● What the task requires
Reproduce all of the data exactly.

● Given records
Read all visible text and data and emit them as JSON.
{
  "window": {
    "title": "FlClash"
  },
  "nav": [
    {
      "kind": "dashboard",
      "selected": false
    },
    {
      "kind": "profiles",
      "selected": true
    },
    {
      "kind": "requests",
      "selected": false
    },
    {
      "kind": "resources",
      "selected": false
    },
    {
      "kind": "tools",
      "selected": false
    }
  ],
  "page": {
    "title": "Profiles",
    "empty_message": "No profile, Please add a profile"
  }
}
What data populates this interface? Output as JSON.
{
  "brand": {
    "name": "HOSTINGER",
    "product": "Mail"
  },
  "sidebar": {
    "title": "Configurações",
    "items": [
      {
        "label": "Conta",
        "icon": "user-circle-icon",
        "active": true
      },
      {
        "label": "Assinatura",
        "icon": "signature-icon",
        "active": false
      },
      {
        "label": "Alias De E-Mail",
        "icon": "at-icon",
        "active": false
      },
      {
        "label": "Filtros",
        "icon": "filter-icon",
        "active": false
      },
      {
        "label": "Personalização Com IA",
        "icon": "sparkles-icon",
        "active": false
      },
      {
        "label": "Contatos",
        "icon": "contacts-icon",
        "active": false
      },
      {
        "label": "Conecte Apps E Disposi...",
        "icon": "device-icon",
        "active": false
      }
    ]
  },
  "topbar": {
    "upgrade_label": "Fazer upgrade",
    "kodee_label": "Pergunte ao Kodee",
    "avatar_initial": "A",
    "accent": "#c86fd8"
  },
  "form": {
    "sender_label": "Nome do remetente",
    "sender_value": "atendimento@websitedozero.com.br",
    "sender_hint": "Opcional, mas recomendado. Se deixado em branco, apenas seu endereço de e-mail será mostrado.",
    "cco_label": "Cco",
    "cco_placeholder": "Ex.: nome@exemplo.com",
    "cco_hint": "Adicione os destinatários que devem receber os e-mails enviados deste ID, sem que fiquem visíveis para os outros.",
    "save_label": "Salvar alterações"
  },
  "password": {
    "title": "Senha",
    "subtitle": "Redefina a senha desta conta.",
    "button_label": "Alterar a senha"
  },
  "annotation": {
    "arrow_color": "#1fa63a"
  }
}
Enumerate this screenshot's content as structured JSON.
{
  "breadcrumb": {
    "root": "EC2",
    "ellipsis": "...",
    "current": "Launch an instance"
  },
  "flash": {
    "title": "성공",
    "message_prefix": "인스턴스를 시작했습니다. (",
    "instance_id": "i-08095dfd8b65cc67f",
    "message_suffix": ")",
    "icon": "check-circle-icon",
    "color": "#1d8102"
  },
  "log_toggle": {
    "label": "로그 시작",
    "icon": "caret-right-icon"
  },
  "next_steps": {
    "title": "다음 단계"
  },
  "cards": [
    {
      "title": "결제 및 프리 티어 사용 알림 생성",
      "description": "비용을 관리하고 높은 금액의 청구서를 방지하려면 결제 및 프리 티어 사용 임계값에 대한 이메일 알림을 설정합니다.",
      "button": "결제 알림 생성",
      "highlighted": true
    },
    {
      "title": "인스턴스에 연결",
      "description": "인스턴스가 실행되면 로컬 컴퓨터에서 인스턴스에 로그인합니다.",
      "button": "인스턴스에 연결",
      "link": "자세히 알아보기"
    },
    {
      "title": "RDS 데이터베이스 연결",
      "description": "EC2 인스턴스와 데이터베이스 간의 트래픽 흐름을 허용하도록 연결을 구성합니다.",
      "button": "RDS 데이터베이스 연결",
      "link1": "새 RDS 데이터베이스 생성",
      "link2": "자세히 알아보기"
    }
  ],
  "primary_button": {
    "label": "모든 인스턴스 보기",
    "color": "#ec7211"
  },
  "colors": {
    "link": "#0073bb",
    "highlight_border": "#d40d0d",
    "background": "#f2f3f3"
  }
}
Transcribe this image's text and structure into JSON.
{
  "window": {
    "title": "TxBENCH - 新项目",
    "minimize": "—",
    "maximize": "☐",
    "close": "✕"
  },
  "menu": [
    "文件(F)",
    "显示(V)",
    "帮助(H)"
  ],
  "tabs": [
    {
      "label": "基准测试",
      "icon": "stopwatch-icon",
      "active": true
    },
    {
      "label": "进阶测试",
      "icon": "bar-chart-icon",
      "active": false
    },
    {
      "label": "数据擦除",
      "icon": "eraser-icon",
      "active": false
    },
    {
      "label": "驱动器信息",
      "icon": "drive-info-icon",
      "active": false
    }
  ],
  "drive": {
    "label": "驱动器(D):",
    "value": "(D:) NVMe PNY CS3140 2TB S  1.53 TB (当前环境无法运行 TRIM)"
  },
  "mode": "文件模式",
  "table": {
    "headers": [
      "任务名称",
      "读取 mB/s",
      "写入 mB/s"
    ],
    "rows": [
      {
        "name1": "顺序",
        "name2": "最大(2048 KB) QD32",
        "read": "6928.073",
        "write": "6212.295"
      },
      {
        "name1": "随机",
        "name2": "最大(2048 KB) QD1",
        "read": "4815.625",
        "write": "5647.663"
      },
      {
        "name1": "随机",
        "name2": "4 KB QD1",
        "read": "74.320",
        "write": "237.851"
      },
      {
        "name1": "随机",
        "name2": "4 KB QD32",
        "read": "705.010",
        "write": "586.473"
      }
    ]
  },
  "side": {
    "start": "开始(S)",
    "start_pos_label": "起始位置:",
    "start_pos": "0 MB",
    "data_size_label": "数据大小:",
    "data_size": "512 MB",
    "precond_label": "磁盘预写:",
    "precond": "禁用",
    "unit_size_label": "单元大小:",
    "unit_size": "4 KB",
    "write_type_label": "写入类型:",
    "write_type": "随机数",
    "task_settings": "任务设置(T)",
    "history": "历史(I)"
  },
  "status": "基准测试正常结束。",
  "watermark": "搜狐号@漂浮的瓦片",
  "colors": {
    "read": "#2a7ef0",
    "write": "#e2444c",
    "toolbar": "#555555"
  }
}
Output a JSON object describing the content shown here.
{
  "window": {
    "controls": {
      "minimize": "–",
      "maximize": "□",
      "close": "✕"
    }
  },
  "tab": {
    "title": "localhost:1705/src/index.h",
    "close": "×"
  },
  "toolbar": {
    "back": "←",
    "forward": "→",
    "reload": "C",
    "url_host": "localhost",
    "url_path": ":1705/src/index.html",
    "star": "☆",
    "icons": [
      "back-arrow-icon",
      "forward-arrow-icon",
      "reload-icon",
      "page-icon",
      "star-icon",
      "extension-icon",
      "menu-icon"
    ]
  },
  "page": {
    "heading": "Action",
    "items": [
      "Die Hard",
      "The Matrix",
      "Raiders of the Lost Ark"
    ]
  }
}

● The output
Read all visible text and data and emit them as JSON.
{
  "window": {
    "title": "FlClash"
  },
  "nav": [
    {
      "kind": "dashboard",
      "selected": false
    },
    {
      "kind": "profiles",
      "selected": true
    },
    {
      "kind": "requests",
      "selected": false
    },
    {
      "kind": "resources",
      "selected": false
    },
    {
      "kind": "tools",
      "selected": false
    }
  ],
  "page": {
    "title": "Profiles",
    "empty_message": "No profile, Please add a profile"
  }
}
What data populates this interface? Output as JSON.
{
  "brand": {
    "name": "HOSTINGER",
    "product": "Mail"
  },
  "sidebar": {
    "title": "Configurações",
    "items": [
      {
        "label": "Conta",
        "icon": "user-circle-icon",
        "active": true
      },
      {
        "label": "Assinatura",
        "icon": "signature-icon",
        "active": false
      },
      {
        "label": "Alias De E-Mail",
        "icon": "at-icon",
        "active": false
      },
      {
        "label": "Filtros",
        "icon": "filter-icon",
        "active": false
      },
      {
        "label": "Personalização Com IA",
        "icon": "sparkles-icon",
        "active": false
      },
      {
        "label": "Contatos",
        "icon": "contacts-icon",
        "active": false
      },
      {
        "label": "Conecte Apps E Disposi...",
        "icon": "device-icon",
        "active": false
      }
    ]
  },
  "topbar": {
    "upgrade_label": "Fazer upgrade",
    "kodee_label": "Pergunte ao Kodee",
    "avatar_initial": "A",
    "accent": "#c86fd8"
  },
  "form": {
    "sender_label": "Nome do remetente",
    "sender_value": "atendimento@websitedozero.com.br",
    "sender_hint": "Opcional, mas recomendado. Se deixado em branco, apenas seu endereço de e-mail será mostrado.",
    "cco_label": "Cco",
    "cco_placeholder": "Ex.: nome@exemplo.com",
    "cco_hint": "Adicione os destinatários que devem receber os e-mails enviados deste ID, sem que fiquem visíveis para os outros.",
    "save_label": "Salvar alterações"
  },
  "password": {
    "title": "Senha",
    "subtitle": "Redefina a senha desta conta.",
    "button_label": "Alterar a senha"
  },
  "annotation": {
    "arrow_color": "#1fa63a"
  }
}
Enumerate this screenshot's content as structured JSON.
{
  "breadcrumb": {
    "root": "EC2",
    "ellipsis": "...",
    "current": "Launch an instance"
  },
  "flash": {
    "title": "성공",
    "message_prefix": "인스턴스를 시작했습니다. (",
    "instance_id": "i-08095dfd8b65cc67f",
    "message_suffix": ")",
    "icon": "check-circle-icon",
    "color": "#1d8102"
  },
  "log_toggle": {
    "label": "로그 시작",
    "icon": "caret-right-icon"
  },
  "next_steps": {
    "title": "다음 단계"
  },
  "cards": [
    {
      "title": "결제 및 프리 티어 사용 알림 생성",
      "description": "비용을 관리하고 높은 금액의 청구서를 방지하려면 결제 및 프리 티어 사용 임계값에 대한 이메일 알림을 설정합니다.",
      "button": "결제 알림 생성",
      "highlighted": true
    },
    {
      "title": "인스턴스에 연결",
      "description": "인스턴스가 실행되면 로컬 컴퓨터에서 인스턴스에 로그인합니다.",
      "button": "인스턴스에 연결",
      "link": "자세히 알아보기"
    },
    {
      "title": "RDS 데이터베이스 연결",
      "description": "EC2 인스턴스와 데이터베이스 간의 트래픽 흐름을 허용하도록 연결을 구성합니다.",
      "button": "RDS 데이터베이스 연결",
      "link1": "새 RDS 데이터베이스 생성",
      "link2": "자세히 알아보기"
    }
  ],
  "primary_button": {
    "label": "모든 인스턴스 보기",
    "color": "#ec7211"
  },
  "colors": {
    "link": "#0073bb",
    "highlight_border": "#d40d0d",
    "background": "#f2f3f3"
  }
}
Transcribe this image's text and structure into JSON.
{
  "window": {
    "title": "TxBENCH - 新项目",
    "minimize": "—",
    "maximize": "☐",
    "close": "✕"
  },
  "menu": [
    "文件(F)",
    "显示(V)",
    "帮助(H)"
  ],
  "tabs": [
    {
      "label": "基准测试",
      "icon": "stopwatch-icon",
      "active": true
    },
    {
      "label": "进阶测试",
      "icon": "bar-chart-icon",
      "active": false
    },
    {
      "label": "数据擦除",
      "icon": "eraser-icon",
      "active": false
    },
    {
      "label": "驱动器信息",
      "icon": "drive-info-icon",
      "active": false
    }
  ],
  "drive": {
    "label": "驱动器(D):",
    "value": "(D:) NVMe PNY CS3140 2TB S  1.53 TB (当前环境无法运行 TRIM)"
  },
  "mode": "文件模式",
  "table": {
    "headers": [
      "任务名称",
      "读取 mB/s",
      "写入 mB/s"
    ],
    "rows": [
      {
        "name1": "顺序",
        "name2": "最大(2048 KB) QD32",
        "read": "6928.073",
        "write": "6212.295"
      },
      {
        "name1": "随机",
        "name2": "最大(2048 KB) QD1",
        "read": "4815.625",
        "write": "5647.663"
      },
      {
        "name1": "随机",
        "name2": "4 KB QD1",
        "read": "74.320",
        "write": "237.851"
      },
      {
        "name1": "随机",
        "name2": "4 KB QD32",
        "read": "705.010",
        "write": "586.473"
      }
    ]
  },
  "side": {
    "start": "开始(S)",
    "start_pos_label": "起始位置:",
    "start_pos": "0 MB",
    "data_size_label": "数据大小:",
    "data_size": "512 MB",
    "precond_label": "磁盘预写:",
    "precond": "禁用",
    "unit_size_label": "单元大小:",
    "unit_size": "4 KB",
    "write_type_label": "写入类型:",
    "write_type": "随机数",
    "task_settings": "任务设置(T)",
    "history": "历史(I)"
  },
  "status": "基准测试正常结束。",
  "watermark": "搜狐号@漂浮的瓦片",
  "colors": {
    "read": "#2a7ef0",
    "write": "#e2444c",
    "toolbar": "#555555"
  }
}
Output a JSON object describing the content shown here.
{
  "window": {
    "controls": {
      "minimize": "–",
      "maximize": "□",
      "close": "✕"
    }
  },
  "tab": {
    "title": "localhost:1705/src/index.h",
    "close": "×"
  },
  "toolbar": {
    "back": "←",
    "forward": "→",
    "reload": "C",
    "url_host": "localhost",
    "url_path": ":1705/src/index.html",
    "star": "☆",
    "icons": [
      "back-arrow-icon",
      "forward-arrow-icon",
      "reload-icon",
      "page-icon",
      "star-icon",
      "extension-icon",
      "menu-icon"
    ]
  },
  "page": {
    "heading": "Action",
    "items": [
      "Die Hard",
      "The Matrix",
      "Raiders of the Lost Ark"
    ]
  }
}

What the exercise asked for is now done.